— begin LISTED ENTRIES —

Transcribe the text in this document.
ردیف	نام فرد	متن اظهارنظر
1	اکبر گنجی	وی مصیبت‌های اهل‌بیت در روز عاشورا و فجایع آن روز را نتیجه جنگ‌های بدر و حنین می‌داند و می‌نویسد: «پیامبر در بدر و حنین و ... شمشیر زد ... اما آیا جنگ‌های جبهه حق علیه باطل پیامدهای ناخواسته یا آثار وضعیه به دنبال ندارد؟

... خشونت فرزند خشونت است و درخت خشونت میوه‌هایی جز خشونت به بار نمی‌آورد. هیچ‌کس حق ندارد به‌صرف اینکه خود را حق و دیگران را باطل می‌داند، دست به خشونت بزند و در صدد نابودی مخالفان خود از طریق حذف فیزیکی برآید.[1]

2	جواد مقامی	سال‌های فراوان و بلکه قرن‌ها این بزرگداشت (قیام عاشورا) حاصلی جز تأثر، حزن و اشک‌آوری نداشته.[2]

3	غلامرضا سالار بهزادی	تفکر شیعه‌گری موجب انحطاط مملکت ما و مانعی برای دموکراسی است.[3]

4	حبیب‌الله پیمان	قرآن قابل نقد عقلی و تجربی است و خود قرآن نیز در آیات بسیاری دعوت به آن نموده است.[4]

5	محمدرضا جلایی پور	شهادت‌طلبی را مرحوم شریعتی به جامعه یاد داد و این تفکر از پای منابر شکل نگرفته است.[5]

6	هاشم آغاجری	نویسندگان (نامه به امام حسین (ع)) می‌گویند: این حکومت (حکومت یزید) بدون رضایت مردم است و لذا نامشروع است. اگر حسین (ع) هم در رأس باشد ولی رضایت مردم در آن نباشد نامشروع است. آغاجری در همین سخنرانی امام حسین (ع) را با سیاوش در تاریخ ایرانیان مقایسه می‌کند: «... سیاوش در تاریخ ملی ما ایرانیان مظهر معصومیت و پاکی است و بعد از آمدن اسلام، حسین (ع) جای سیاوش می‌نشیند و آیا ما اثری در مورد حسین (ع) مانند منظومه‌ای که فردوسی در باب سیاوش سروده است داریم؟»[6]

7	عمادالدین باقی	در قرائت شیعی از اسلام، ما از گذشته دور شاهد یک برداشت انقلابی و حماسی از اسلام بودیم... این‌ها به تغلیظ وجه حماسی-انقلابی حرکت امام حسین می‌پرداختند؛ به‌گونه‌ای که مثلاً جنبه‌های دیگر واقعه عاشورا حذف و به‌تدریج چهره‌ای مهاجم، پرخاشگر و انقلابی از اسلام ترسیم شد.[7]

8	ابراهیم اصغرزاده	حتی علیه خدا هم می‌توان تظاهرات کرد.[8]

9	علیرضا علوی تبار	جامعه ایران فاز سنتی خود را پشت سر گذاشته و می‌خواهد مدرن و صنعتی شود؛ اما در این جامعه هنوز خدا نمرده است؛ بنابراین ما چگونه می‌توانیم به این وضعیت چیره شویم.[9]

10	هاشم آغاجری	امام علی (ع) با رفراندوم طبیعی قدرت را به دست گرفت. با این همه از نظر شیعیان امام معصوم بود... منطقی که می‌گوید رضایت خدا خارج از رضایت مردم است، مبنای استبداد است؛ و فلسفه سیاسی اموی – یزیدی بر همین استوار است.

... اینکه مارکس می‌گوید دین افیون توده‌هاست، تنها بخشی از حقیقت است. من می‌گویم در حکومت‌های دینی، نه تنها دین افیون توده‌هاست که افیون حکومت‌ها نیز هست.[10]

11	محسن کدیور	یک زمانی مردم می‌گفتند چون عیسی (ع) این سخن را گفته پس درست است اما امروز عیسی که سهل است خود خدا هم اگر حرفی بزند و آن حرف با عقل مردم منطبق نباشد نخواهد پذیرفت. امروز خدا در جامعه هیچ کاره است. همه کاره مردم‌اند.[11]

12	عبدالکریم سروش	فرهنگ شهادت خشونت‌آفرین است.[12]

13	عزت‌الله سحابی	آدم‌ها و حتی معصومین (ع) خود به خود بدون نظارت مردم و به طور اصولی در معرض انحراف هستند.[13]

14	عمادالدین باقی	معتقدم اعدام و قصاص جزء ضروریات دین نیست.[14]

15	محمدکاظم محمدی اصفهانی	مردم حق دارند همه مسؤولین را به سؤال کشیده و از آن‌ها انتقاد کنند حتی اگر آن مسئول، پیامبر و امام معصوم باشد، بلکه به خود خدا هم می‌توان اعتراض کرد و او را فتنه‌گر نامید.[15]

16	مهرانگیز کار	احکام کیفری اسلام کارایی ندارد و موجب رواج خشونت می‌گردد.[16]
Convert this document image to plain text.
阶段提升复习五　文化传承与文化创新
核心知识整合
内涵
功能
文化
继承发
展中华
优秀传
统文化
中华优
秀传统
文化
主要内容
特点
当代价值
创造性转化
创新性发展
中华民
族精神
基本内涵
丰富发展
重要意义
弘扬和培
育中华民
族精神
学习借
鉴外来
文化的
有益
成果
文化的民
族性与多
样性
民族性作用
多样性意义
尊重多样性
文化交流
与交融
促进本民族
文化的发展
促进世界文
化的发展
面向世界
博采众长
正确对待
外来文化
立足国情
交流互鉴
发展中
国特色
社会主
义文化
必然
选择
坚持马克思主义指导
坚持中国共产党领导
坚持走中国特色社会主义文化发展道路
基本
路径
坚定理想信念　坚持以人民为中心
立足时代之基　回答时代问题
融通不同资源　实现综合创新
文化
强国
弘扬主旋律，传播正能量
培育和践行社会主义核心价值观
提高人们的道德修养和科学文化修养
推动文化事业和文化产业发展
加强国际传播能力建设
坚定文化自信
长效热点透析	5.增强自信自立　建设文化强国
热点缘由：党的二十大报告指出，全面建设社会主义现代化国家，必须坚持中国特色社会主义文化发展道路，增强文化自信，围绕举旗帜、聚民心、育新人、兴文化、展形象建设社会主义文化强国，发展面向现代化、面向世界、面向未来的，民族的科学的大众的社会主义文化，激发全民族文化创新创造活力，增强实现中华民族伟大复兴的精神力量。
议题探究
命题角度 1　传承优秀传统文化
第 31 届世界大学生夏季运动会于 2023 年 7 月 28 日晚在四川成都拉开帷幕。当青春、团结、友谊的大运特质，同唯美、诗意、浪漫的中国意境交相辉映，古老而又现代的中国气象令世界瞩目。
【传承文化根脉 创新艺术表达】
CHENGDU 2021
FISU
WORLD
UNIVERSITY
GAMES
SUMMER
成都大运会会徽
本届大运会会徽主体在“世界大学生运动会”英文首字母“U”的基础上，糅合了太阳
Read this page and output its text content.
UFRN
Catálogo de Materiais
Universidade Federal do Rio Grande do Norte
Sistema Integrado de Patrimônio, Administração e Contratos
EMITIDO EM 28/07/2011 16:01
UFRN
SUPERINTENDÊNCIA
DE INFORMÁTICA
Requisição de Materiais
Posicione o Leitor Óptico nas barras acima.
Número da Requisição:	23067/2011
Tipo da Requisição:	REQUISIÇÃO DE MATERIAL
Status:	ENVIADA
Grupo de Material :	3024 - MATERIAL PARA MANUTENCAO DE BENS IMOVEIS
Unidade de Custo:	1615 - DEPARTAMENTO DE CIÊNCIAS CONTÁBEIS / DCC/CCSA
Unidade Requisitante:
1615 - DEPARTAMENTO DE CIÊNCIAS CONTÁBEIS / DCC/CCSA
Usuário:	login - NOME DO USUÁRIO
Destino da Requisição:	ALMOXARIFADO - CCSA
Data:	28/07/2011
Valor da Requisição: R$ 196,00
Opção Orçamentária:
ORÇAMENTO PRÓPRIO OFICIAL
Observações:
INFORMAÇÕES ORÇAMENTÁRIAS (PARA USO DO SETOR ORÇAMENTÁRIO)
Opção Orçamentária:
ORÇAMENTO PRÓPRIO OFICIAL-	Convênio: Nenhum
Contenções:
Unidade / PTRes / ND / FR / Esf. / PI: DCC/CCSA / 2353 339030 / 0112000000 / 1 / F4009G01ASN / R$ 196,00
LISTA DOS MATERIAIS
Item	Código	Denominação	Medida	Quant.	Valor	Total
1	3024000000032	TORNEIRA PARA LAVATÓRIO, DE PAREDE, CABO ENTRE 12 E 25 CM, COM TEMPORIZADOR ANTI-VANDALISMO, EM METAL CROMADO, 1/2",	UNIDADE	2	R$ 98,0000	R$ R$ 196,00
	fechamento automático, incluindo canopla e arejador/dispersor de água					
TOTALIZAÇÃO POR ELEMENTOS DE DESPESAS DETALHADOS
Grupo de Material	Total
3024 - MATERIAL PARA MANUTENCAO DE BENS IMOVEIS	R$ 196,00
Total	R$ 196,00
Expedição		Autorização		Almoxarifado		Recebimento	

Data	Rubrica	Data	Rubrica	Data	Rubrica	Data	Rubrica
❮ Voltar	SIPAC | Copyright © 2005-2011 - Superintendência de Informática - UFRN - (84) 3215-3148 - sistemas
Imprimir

— end LISTED ENTRIES —

_DO THIS_:
From the listing above, return each line with the word "OFICIAL".

_EXERCISE ANSWER_:
ORÇAMENTO PRÓPRIO OFICIAL
ORÇAMENTO PRÓPRIO OFICIAL-	Convênio: Nenhum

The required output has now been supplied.